* _Challenge_
Write out the listing below in full and exactly, leaving out every picture.
— START OF Supplied material —
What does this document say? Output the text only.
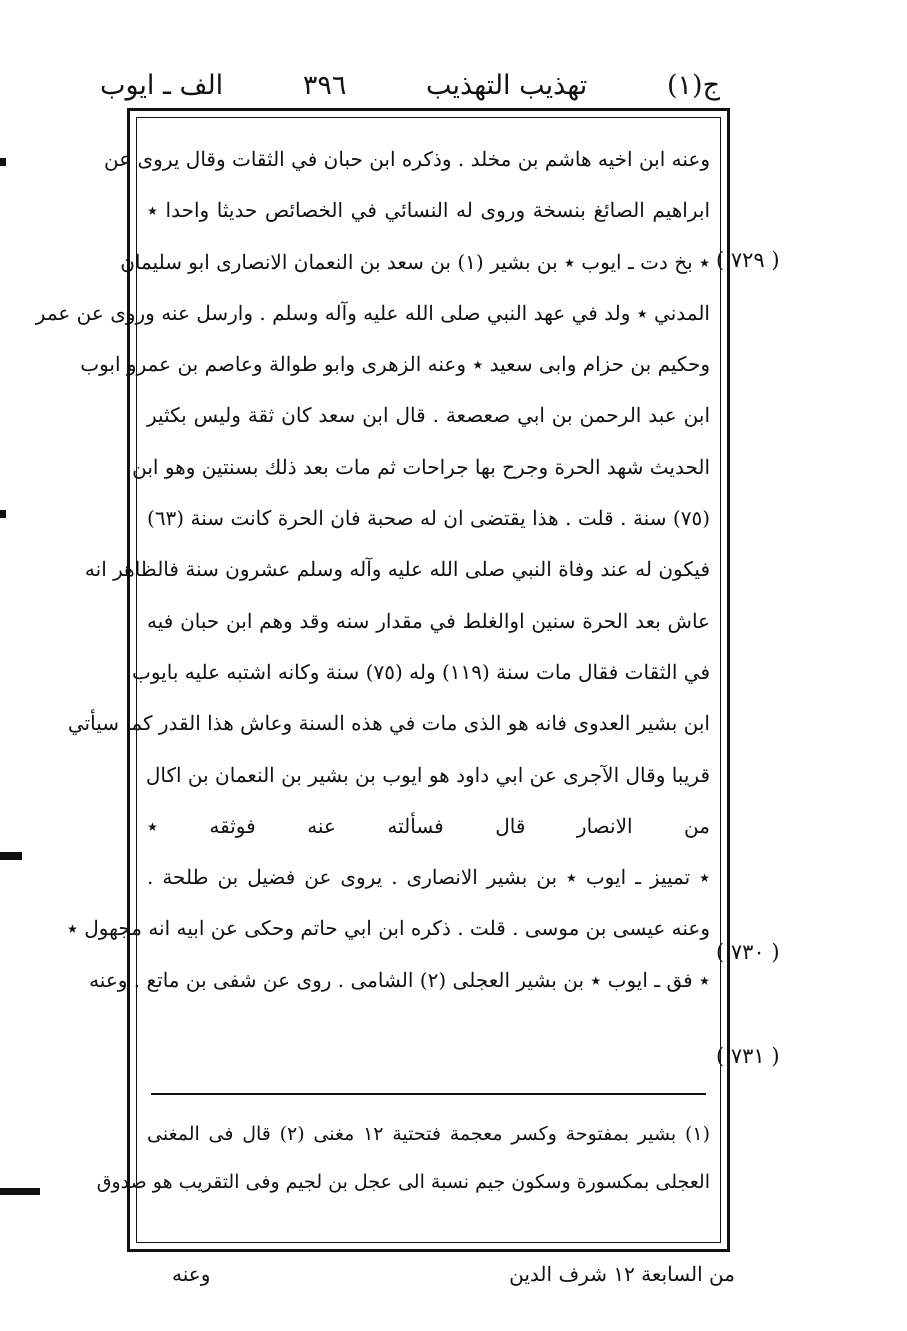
ج(١)
تهذيب التهذيب
٣٩٦
الف ـ ايوب
( ٧٢٩ )
( ٧٣٠ )
( ٧٣١ )
وعنه ابن اخيه هاشم بن مخلد . وذكره ابن حبان في الثقات وقال يروى عن
ابراهيم الصائغ بنسخة وروى له النسائي في الخصائص حديثا واحدا ٭
٭ بخ دت ـ ايوب ٭ بن بشير (١) بن سعد بن النعمان الانصارى ابو سليمان
المدني ٭ ولد في عهد النبي صلى الله عليه وآله وسلم . وارسل عنه وروى عن عمر
وحكيم بن حزام وابى سعيد ٭ وعنه الزهرى وابو طوالة وعاصم بن عمرو ابوب
ابن عبد الرحمن بن ابي صعصعة . قال ابن سعد كان ثقة وليس بكثير
الحديث شهد الحرة وجرح بها جراحات ثم مات بعد ذلك بسنتين وهو ابن
(٧٥) سنة . قلت . هذا يقتضى ان له صحبة فان الحرة كانت سنة (٦٣)
فيكون له عند وفاة النبي صلى الله عليه وآله وسلم عشرون سنة فالظاهر انه
عاش بعد الحرة سنين اوالغلط في مقدار سنه وقد وهم ابن حبان فيه
في الثقات فقال مات سنة (١١٩) وله (٧٥) سنة وكانه اشتبه عليه بايوب
ابن بشير العدوى فانه هو الذى مات في هذه السنة وعاش هذا القدر كما سيأتي
قريبا وقال الآجرى عن ابي داود هو ايوب بن بشير بن النعمان بن اكال
من الانصار قال فسألته عنه فوثقه ٭
٭ تمييز ـ ايوب ٭ بن بشير الانصارى . يروى عن فضيل بن طلحة .
وعنه عيسى بن موسى . قلت . ذكره ابن ابي حاتم وحكى عن ابيه انه مجهول ٭
٭ فق ـ ايوب ٭ بن بشير العجلى (٢) الشامى . روى عن شفى بن ماتع . وعنه
(١) بشير بمفتوحة وكسر معجمة فتحتية ١٢ مغنى (٢) قال فى المغنى
العجلى بمكسورة وسكون جيم نسبة الى عجل بن لجيم وفى التقريب هو صدوق
من السابعة ١٢ شرف الدين
وعنه
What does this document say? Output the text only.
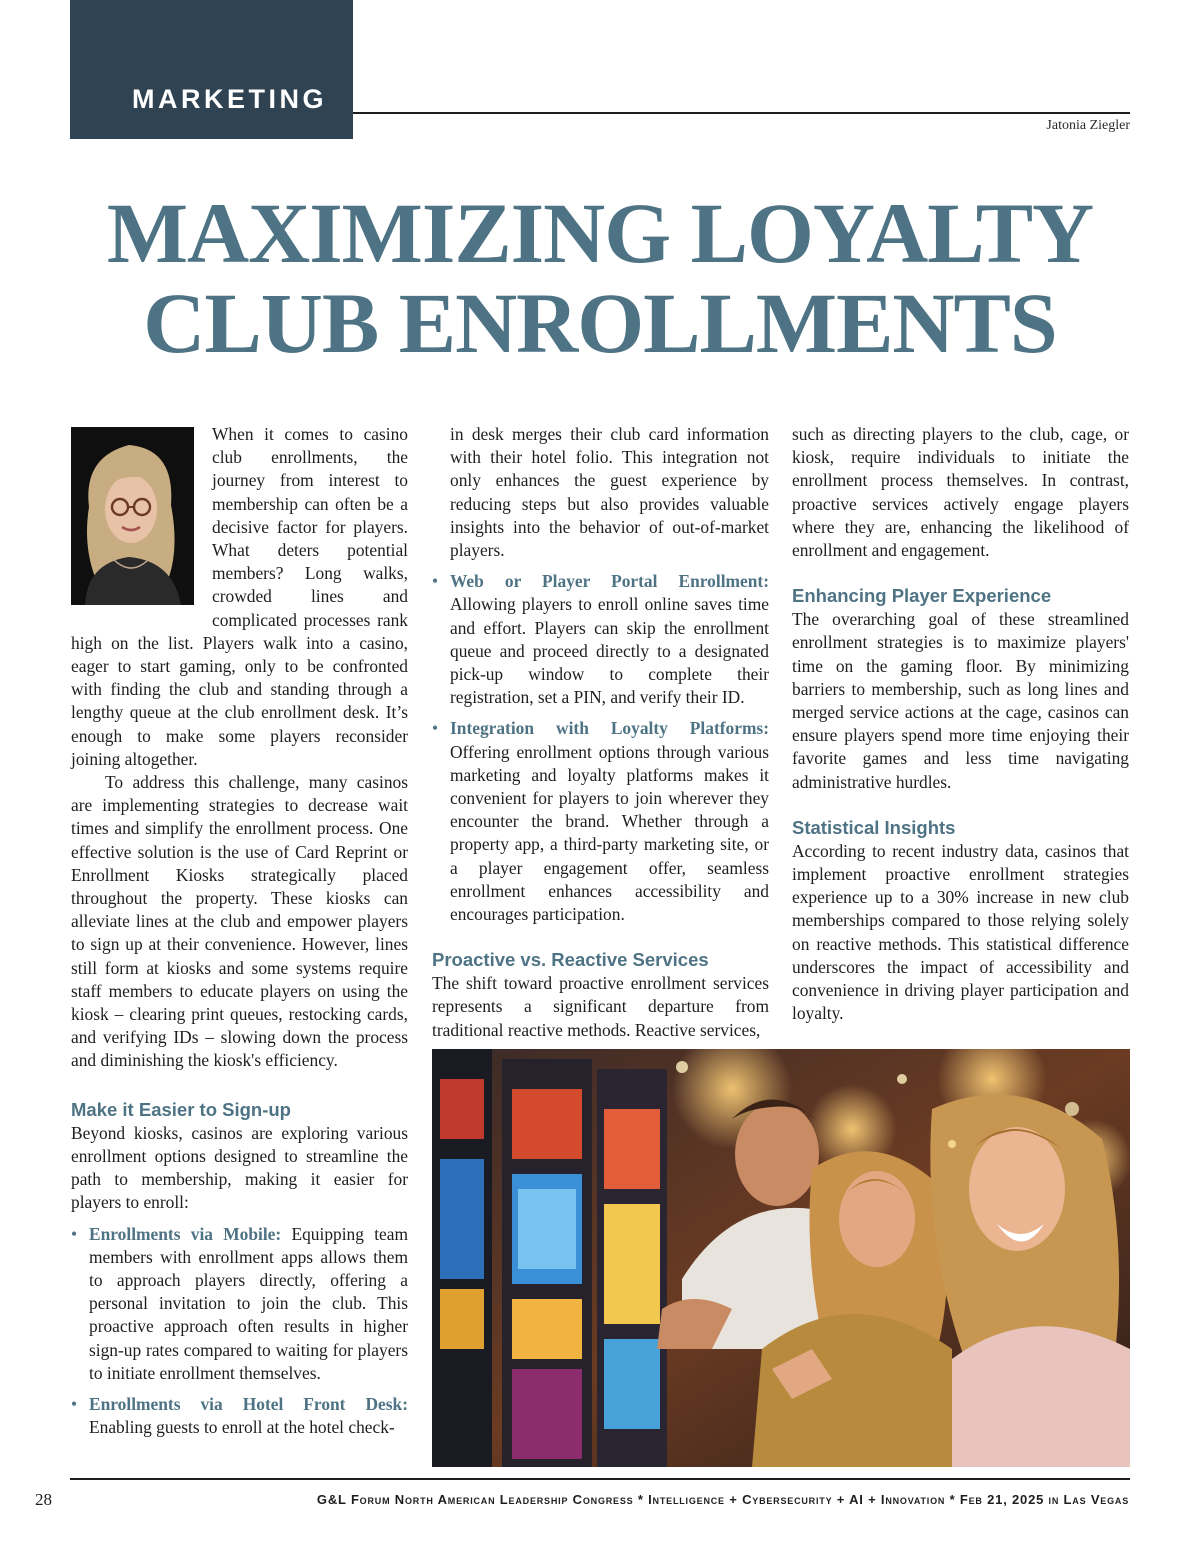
MARKETING
Jatonia Ziegler
MAXIMIZING LOYALTY
CLUB ENROLLMENTS

When it comes to casino club enrollments, the journey from interest to membership can often be a decisive factor for players. What deters potential members? Long walks, crowded lines and complicated processes rank high on the list. Players walk into a casino, eager to start gaming, only to be confronted with finding the club and standing through a lengthy queue at the club enrollment desk. It’s enough to make some players reconsider joining altogether.

To address this challenge, many casinos are implementing strategies to decrease wait times and simplify the enrollment process. One effective solution is the use of Card Reprint or Enrollment Kiosks strategically placed throughout the property. These kiosks can alleviate lines at the club and empower players to sign up at their convenience. However, lines still form at kiosks and some systems require staff members to educate players on using the kiosk – clearing print queues, restocking cards, and verifying IDs – slowing down the process and diminishing the kiosk's efficiency.

Make it Easier to Sign-up

Beyond kiosks, casinos are exploring various enrollment options designed to streamline the path to membership, making it easier for players to enroll:

• Enrollments via Mobile: Equipping team members with enrollment apps allows them to approach players directly, offering a personal invitation to join the club. This proactive approach often results in higher sign-up rates compared to waiting for players to initiate enrollment themselves.

• Enrollments via Hotel Front Desk: Enabling guests to enroll at the hotel check-

in desk merges their club card information with their hotel folio. This integration not only enhances the guest experience by reducing steps but also provides valuable insights into the behavior of out-of-market players.

• Web or Player Portal Enrollment: Allowing players to enroll online saves time and effort. Players can skip the enrollment queue and proceed directly to a designated pick-up window to complete their registration, set a PIN, and verify their ID.

• Integration with Loyalty Platforms: Offering enrollment options through various marketing and loyalty platforms makes it convenient for players to join wherever they encounter the brand. Whether through a property app, a third-party marketing site, or a player engagement offer, seamless enrollment enhances accessibility and encourages participation.

Proactive vs. Reactive Services

The shift toward proactive enrollment services represents a significant departure from traditional reactive methods. Reactive services,

such as directing players to the club, cage, or kiosk, require individuals to initiate the enrollment process themselves. In contrast, proactive services actively engage players where they are, enhancing the likelihood of enrollment and engagement.

Enhancing Player Experience

The overarching goal of these streamlined enrollment strategies is to maximize players' time on the gaming floor. By minimizing barriers to membership, such as long lines and merged service actions at the cage, casinos can ensure players spend more time enjoying their favorite games and less time navigating administrative hurdles.

Statistical Insights

According to recent industry data, casinos that implement proactive enrollment strategies experience up to a 30% increase in new club memberships compared to those relying solely on reactive methods. This statistical difference underscores the impact of accessibility and convenience in driving player participation and loyalty.

28	G&L Forum North American Leadership Congress * Intelligence + Cybersecurity + AI + Innovation * Feb 21, 2025 in Las Vegas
— END OF Supplied material —
* _In response_
What does this document say? Output the text only.
ج(١)
تهذيب التهذيب
٣٩٦
الف ـ ايوب
( ٧٢٩ )
( ٧٣٠ )
( ٧٣١ )
وعنه ابن اخيه هاشم بن مخلد . وذكره ابن حبان في الثقات وقال يروى عن
ابراهيم الصائغ بنسخة وروى له النسائي في الخصائص حديثا واحدا ٭
٭ بخ دت ـ ايوب ٭ بن بشير (١) بن سعد بن النعمان الانصارى ابو سليمان
المدني ٭ ولد في عهد النبي صلى الله عليه وآله وسلم . وارسل عنه وروى عن عمر
وحكيم بن حزام وابى سعيد ٭ وعنه الزهرى وابو طوالة وعاصم بن عمرو ابوب
ابن عبد الرحمن بن ابي صعصعة . قال ابن سعد كان ثقة وليس بكثير
الحديث شهد الحرة وجرح بها جراحات ثم مات بعد ذلك بسنتين وهو ابن
(٧٥) سنة . قلت . هذا يقتضى ان له صحبة فان الحرة كانت سنة (٦٣)
فيكون له عند وفاة النبي صلى الله عليه وآله وسلم عشرون سنة فالظاهر انه
عاش بعد الحرة سنين اوالغلط في مقدار سنه وقد وهم ابن حبان فيه
في الثقات فقال مات سنة (١١٩) وله (٧٥) سنة وكانه اشتبه عليه بايوب
ابن بشير العدوى فانه هو الذى مات في هذه السنة وعاش هذا القدر كما سيأتي
قريبا وقال الآجرى عن ابي داود هو ايوب بن بشير بن النعمان بن اكال
من الانصار قال فسألته عنه فوثقه ٭
٭ تمييز ـ ايوب ٭ بن بشير الانصارى . يروى عن فضيل بن طلحة .
وعنه عيسى بن موسى . قلت . ذكره ابن ابي حاتم وحكى عن ابيه انه مجهول ٭
٭ فق ـ ايوب ٭ بن بشير العجلى (٢) الشامى . روى عن شفى بن ماتع . وعنه
(١) بشير بمفتوحة وكسر معجمة فتحتية ١٢ مغنى (٢) قال فى المغنى
العجلى بمكسورة وسكون جيم نسبة الى عجل بن لجيم وفى التقريب هو صدوق
من السابعة ١٢ شرف الدين
وعنه
What does this document say? Output the text only.
MARKETING
Jatonia Ziegler
MAXIMIZING LOYALTY
CLUB ENROLLMENTS

When it comes to casino club enrollments, the journey from interest to membership can often be a decisive factor for players. What deters potential members? Long walks, crowded lines and complicated processes rank high on the list. Players walk into a casino, eager to start gaming, only to be confronted with finding the club and standing through a lengthy queue at the club enrollment desk. It’s enough to make some players reconsider joining altogether.

To address this challenge, many casinos are implementing strategies to decrease wait times and simplify the enrollment process. One effective solution is the use of Card Reprint or Enrollment Kiosks strategically placed throughout the property. These kiosks can alleviate lines at the club and empower players to sign up at their convenience. However, lines still form at kiosks and some systems require staff members to educate players on using the kiosk – clearing print queues, restocking cards, and verifying IDs – slowing down the process and diminishing the kiosk's efficiency.

Make it Easier to Sign-up

Beyond kiosks, casinos are exploring various enrollment options designed to streamline the path to membership, making it easier for players to enroll:

• Enrollments via Mobile: Equipping team members with enrollment apps allows them to approach players directly, offering a personal invitation to join the club. This proactive approach often results in higher sign-up rates compared to waiting for players to initiate enrollment themselves.

• Enrollments via Hotel Front Desk: Enabling guests to enroll at the hotel check-

in desk merges their club card information with their hotel folio. This integration not only enhances the guest experience by reducing steps but also provides valuable insights into the behavior of out-of-market players.

• Web or Player Portal Enrollment: Allowing players to enroll online saves time and effort. Players can skip the enrollment queue and proceed directly to a designated pick-up window to complete their registration, set a PIN, and verify their ID.

• Integration with Loyalty Platforms: Offering enrollment options through various marketing and loyalty platforms makes it convenient for players to join wherever they encounter the brand. Whether through a property app, a third-party marketing site, or a player engagement offer, seamless enrollment enhances accessibility and encourages participation.

Proactive vs. Reactive Services

The shift toward proactive enrollment services represents a significant departure from traditional reactive methods. Reactive services,

such as directing players to the club, cage, or kiosk, require individuals to initiate the enrollment process themselves. In contrast, proactive services actively engage players where they are, enhancing the likelihood of enrollment and engagement.

Enhancing Player Experience

The overarching goal of these streamlined enrollment strategies is to maximize players' time on the gaming floor. By minimizing barriers to membership, such as long lines and merged service actions at the cage, casinos can ensure players spend more time enjoying their favorite games and less time navigating administrative hurdles.

Statistical Insights

According to recent industry data, casinos that implement proactive enrollment strategies experience up to a 30% increase in new club memberships compared to those relying solely on reactive methods. This statistical difference underscores the impact of accessibility and convenience in driving player participation and loyalty.

28	G&L Forum North American Leadership Congress * Intelligence + Cybersecurity + AI + Innovation * Feb 21, 2025 in Las Vegas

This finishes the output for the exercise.